--- Start ---

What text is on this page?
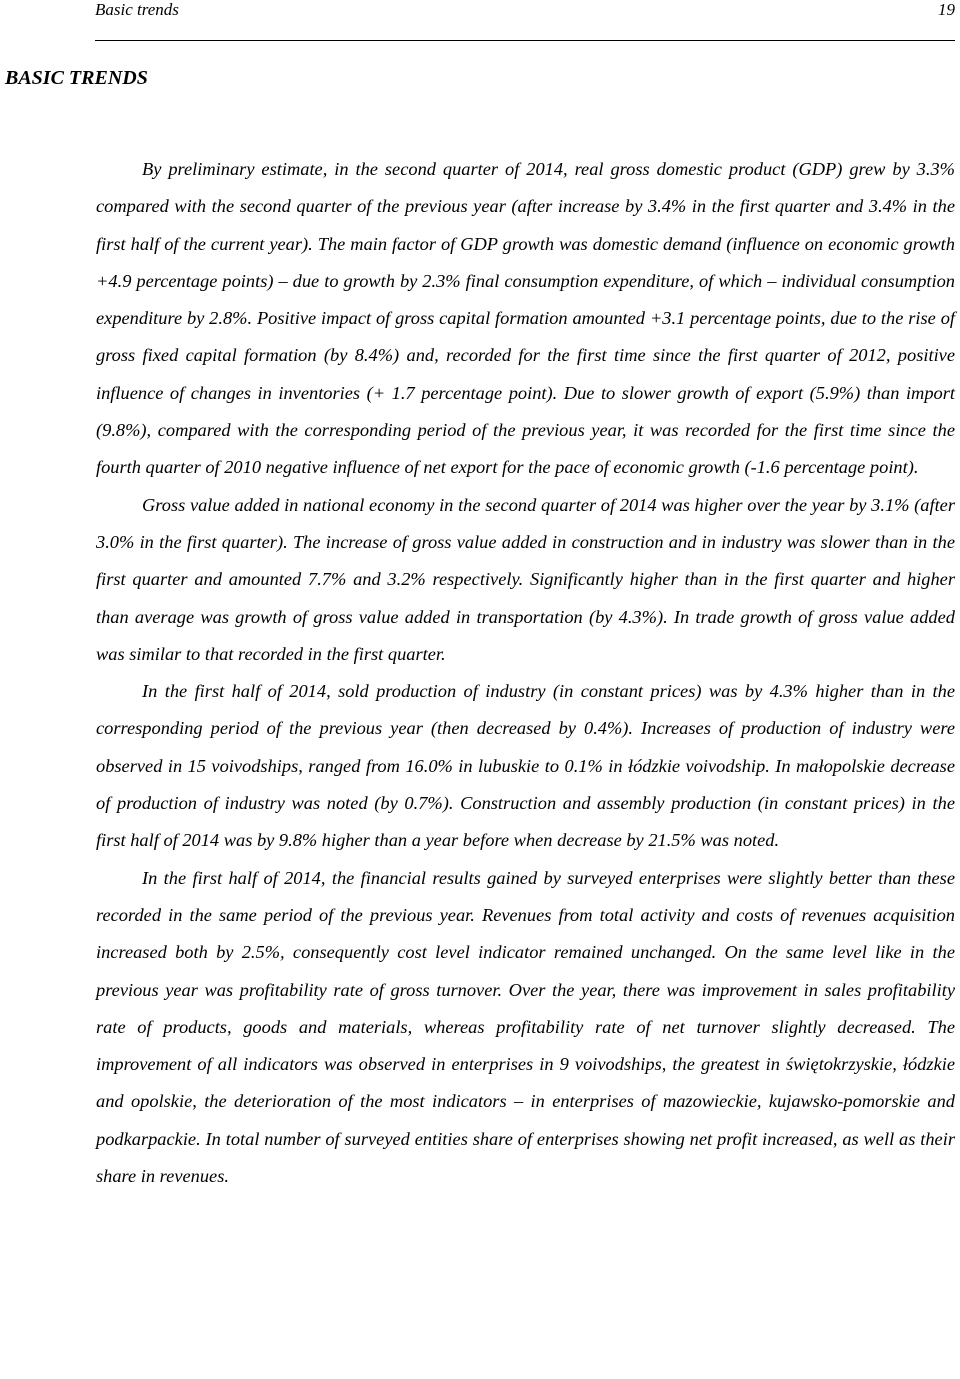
Basic trends	19
BASIC TRENDS

By preliminary estimate, in the second quarter of 2014, real gross domestic product (GDP) grew by 3.3% compared with the second quarter of the previous year (after increase by 3.4% in the first quarter and 3.4% in the first half of the current year). The main factor of GDP growth was domestic demand (influence on economic growth +4.9 percentage points) – due to growth by 2.3% final consumption expenditure, of which – individual consumption expenditure by 2.8%. Positive impact of gross capital formation amounted +3.1 percentage points, due to the rise of gross fixed capital formation (by 8.4%) and, recorded for the first time since the first quarter of 2012, positive influence of changes in inventories (+ 1.7 percentage point). Due to slower growth of export (5.9%) than import (9.8%), compared with the corresponding period of the previous year, it was recorded for the first time since the fourth quarter of 2010 negative influence of net export for the pace of economic growth (-1.6 percentage point).

Gross value added in national economy in the second quarter of 2014 was higher over the year by 3.1% (after 3.0% in the first quarter). The increase of gross value added in construction and in industry was slower than in the first quarter and amounted 7.7% and 3.2% respectively. Significantly higher than in the first quarter and higher than average was growth of gross value added in transportation (by 4.3%). In trade growth of gross value added was similar to that recorded in the first quarter.

In the first half of 2014, sold production of industry (in constant prices) was by 4.3% higher than in the corresponding period of the previous year (then decreased by 0.4%). Increases of production of industry were observed in 15 voivodships, ranged from 16.0% in lubuskie to 0.1% in łódzkie voivodship. In małopolskie decrease of production of industry was noted (by 0.7%). Construction and assembly production (in constant prices) in the first half of 2014 was by 9.8% higher than a year before when decrease by 21.5% was noted.

In the first half of 2014, the financial results gained by surveyed enterprises were slightly better than these recorded in the same period of the previous year. Revenues from total activity and costs of revenues acquisition increased both by 2.5%, consequently cost level indicator remained unchanged. On the same level like in the previous year was profitability rate of gross turnover. Over the year, there was improvement in sales profitability rate of products, goods and materials, whereas profitability rate of net turnover slightly decreased. The improvement of all indicators was observed in enterprises in 9 voivodships, the greatest in świętokrzyskie, łódzkie and opolskie, the deterioration of the most indicators – in enterprises of mazowieckie, kujawsko-pomorskie and podkarpackie. In total number of surveyed entities share of enterprises showing net profit increased, as well as their share in revenues.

--- End ---

→ **PROBLEM STATEMENT**
Work through the listing above and report how many lines include the string "voivodships", with no other text.

→ **CORRECT RESULT**
2